## Start Material provided
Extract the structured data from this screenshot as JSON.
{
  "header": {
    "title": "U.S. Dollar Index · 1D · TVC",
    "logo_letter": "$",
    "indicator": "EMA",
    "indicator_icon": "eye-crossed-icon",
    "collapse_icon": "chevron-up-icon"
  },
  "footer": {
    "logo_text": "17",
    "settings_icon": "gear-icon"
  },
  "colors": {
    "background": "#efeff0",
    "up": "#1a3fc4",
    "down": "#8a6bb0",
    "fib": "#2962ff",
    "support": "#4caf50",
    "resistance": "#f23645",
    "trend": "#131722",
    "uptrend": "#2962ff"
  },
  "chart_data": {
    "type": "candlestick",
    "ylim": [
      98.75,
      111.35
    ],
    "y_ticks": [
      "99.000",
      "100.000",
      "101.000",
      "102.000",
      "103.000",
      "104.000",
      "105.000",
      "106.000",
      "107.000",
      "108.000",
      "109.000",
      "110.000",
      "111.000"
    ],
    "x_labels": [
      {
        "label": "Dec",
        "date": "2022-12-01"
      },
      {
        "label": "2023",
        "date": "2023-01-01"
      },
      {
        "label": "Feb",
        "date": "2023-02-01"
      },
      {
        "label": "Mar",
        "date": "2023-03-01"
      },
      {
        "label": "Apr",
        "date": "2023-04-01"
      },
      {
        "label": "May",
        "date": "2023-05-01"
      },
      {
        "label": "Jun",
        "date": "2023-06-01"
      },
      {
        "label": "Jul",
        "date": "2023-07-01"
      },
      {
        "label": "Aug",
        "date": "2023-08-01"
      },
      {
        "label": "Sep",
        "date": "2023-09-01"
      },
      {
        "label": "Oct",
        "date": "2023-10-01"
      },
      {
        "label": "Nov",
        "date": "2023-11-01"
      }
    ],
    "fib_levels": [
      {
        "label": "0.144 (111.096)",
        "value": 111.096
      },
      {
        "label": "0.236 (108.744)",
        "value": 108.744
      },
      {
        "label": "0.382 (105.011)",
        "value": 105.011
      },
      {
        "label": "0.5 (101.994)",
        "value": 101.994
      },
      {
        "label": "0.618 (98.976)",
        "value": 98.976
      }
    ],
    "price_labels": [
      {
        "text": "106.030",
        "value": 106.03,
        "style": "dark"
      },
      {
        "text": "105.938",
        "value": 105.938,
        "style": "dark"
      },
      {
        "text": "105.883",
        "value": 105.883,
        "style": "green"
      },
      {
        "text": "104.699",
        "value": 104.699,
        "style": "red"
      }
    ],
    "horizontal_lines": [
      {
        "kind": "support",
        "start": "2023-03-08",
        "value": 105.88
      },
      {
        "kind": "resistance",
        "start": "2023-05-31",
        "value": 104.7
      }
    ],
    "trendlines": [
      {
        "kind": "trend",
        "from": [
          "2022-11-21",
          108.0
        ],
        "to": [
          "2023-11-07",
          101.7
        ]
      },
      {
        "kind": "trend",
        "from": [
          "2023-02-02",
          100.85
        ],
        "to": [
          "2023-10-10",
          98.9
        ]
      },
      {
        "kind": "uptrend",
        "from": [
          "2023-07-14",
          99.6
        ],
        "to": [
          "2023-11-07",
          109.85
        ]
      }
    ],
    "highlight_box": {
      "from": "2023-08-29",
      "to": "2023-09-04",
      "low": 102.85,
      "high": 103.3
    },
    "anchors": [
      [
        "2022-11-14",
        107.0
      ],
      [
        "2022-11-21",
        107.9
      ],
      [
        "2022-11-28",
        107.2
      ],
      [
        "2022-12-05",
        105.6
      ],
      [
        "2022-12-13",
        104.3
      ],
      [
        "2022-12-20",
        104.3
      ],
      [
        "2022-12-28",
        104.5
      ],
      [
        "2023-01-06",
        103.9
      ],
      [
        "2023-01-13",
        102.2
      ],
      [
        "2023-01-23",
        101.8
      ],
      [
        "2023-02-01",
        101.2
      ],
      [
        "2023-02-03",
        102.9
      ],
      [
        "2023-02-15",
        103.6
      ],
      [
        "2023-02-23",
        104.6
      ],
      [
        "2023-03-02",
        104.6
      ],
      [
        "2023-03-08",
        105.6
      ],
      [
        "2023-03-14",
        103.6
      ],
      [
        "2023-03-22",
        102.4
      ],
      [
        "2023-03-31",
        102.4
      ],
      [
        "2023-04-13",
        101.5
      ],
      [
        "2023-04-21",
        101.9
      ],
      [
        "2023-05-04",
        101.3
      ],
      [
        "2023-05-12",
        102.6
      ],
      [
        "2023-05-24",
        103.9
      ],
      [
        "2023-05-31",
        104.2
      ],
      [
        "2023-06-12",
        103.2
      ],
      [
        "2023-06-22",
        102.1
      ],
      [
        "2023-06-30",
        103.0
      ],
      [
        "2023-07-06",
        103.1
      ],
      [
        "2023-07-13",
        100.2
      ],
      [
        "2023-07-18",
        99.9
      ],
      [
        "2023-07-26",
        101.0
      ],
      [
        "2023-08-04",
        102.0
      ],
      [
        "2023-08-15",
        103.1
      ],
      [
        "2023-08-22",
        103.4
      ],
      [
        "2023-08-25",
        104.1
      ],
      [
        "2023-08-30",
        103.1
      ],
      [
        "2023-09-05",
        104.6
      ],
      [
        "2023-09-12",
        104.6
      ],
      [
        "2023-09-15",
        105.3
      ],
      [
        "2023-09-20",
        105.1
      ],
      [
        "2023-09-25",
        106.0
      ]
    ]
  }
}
## End Material provided
● **Given exercise**:
Exactly as they are written, print the entries again.

● **Final result**:
Extract the structured data from this screenshot as JSON.
{
  "header": {
    "title": "U.S. Dollar Index · 1D · TVC",
    "logo_letter": "$",
    "indicator": "EMA",
    "indicator_icon": "eye-crossed-icon",
    "collapse_icon": "chevron-up-icon"
  },
  "footer": {
    "logo_text": "17",
    "settings_icon": "gear-icon"
  },
  "colors": {
    "background": "#efeff0",
    "up": "#1a3fc4",
    "down": "#8a6bb0",
    "fib": "#2962ff",
    "support": "#4caf50",
    "resistance": "#f23645",
    "trend": "#131722",
    "uptrend": "#2962ff"
  },
  "chart_data": {
    "type": "candlestick",
    "ylim": [
      98.75,
      111.35
    ],
    "y_ticks": [
      "99.000",
      "100.000",
      "101.000",
      "102.000",
      "103.000",
      "104.000",
      "105.000",
      "106.000",
      "107.000",
      "108.000",
      "109.000",
      "110.000",
      "111.000"
    ],
    "x_labels": [
      {
        "label": "Dec",
        "date": "2022-12-01"
      },
      {
        "label": "2023",
        "date": "2023-01-01"
      },
      {
        "label": "Feb",
        "date": "2023-02-01"
      },
      {
        "label": "Mar",
        "date": "2023-03-01"
      },
      {
        "label": "Apr",
        "date": "2023-04-01"
      },
      {
        "label": "May",
        "date": "2023-05-01"
      },
      {
        "label": "Jun",
        "date": "2023-06-01"
      },
      {
        "label": "Jul",
        "date": "2023-07-01"
      },
      {
        "label": "Aug",
        "date": "2023-08-01"
      },
      {
        "label": "Sep",
        "date": "2023-09-01"
      },
      {
        "label": "Oct",
        "date": "2023-10-01"
      },
      {
        "label": "Nov",
        "date": "2023-11-01"
      }
    ],
    "fib_levels": [
      {
        "label": "0.144 (111.096)",
        "value": 111.096
      },
      {
        "label": "0.236 (108.744)",
        "value": 108.744
      },
      {
        "label": "0.382 (105.011)",
        "value": 105.011
      },
      {
        "label": "0.5 (101.994)",
        "value": 101.994
      },
      {
        "label": "0.618 (98.976)",
        "value": 98.976
      }
    ],
    "price_labels": [
      {
        "text": "106.030",
        "value": 106.03,
        "style": "dark"
      },
      {
        "text": "105.938",
        "value": 105.938,
        "style": "dark"
      },
      {
        "text": "105.883",
        "value": 105.883,
        "style": "green"
      },
      {
        "text": "104.699",
        "value": 104.699,
        "style": "red"
      }
    ],
    "horizontal_lines": [
      {
        "kind": "support",
        "start": "2023-03-08",
        "value": 105.88
      },
      {
        "kind": "resistance",
        "start": "2023-05-31",
        "value": 104.7
      }
    ],
    "trendlines": [
      {
        "kind": "trend",
        "from": [
          "2022-11-21",
          108.0
        ],
        "to": [
          "2023-11-07",
          101.7
        ]
      },
      {
        "kind": "trend",
        "from": [
          "2023-02-02",
          100.85
        ],
        "to": [
          "2023-10-10",
          98.9
        ]
      },
      {
        "kind": "uptrend",
        "from": [
          "2023-07-14",
          99.6
        ],
        "to": [
          "2023-11-07",
          109.85
        ]
      }
    ],
    "highlight_box": {
      "from": "2023-08-29",
      "to": "2023-09-04",
      "low": 102.85,
      "high": 103.3
    },
    "anchors": [
      [
        "2022-11-14",
        107.0
      ],
      [
        "2022-11-21",
        107.9
      ],
      [
        "2022-11-28",
        107.2
      ],
      [
        "2022-12-05",
        105.6
      ],
      [
        "2022-12-13",
        104.3
      ],
      [
        "2022-12-20",
        104.3
      ],
      [
        "2022-12-28",
        104.5
      ],
      [
        "2023-01-06",
        103.9
      ],
      [
        "2023-01-13",
        102.2
      ],
      [
        "2023-01-23",
        101.8
      ],
      [
        "2023-02-01",
        101.2
      ],
      [
        "2023-02-03",
        102.9
      ],
      [
        "2023-02-15",
        103.6
      ],
      [
        "2023-02-23",
        104.6
      ],
      [
        "2023-03-02",
        104.6
      ],
      [
        "2023-03-08",
        105.6
      ],
      [
        "2023-03-14",
        103.6
      ],
      [
        "2023-03-22",
        102.4
      ],
      [
        "2023-03-31",
        102.4
      ],
      [
        "2023-04-13",
        101.5
      ],
      [
        "2023-04-21",
        101.9
      ],
      [
        "2023-05-04",
        101.3
      ],
      [
        "2023-05-12",
        102.6
      ],
      [
        "2023-05-24",
        103.9
      ],
      [
        "2023-05-31",
        104.2
      ],
      [
        "2023-06-12",
        103.2
      ],
      [
        "2023-06-22",
        102.1
      ],
      [
        "2023-06-30",
        103.0
      ],
      [
        "2023-07-06",
        103.1
      ],
      [
        "2023-07-13",
        100.2
      ],
      [
        "2023-07-18",
        99.9
      ],
      [
        "2023-07-26",
        101.0
      ],
      [
        "2023-08-04",
        102.0
      ],
      [
        "2023-08-15",
        103.1
      ],
      [
        "2023-08-22",
        103.4
      ],
      [
        "2023-08-25",
        104.1
      ],
      [
        "2023-08-30",
        103.1
      ],
      [
        "2023-09-05",
        104.6
      ],
      [
        "2023-09-12",
        104.6
      ],
      [
        "2023-09-15",
        105.3
      ],
      [
        "2023-09-20",
        105.1
      ],
      [
        "2023-09-25",
        106.0
      ]
    ]
  }
}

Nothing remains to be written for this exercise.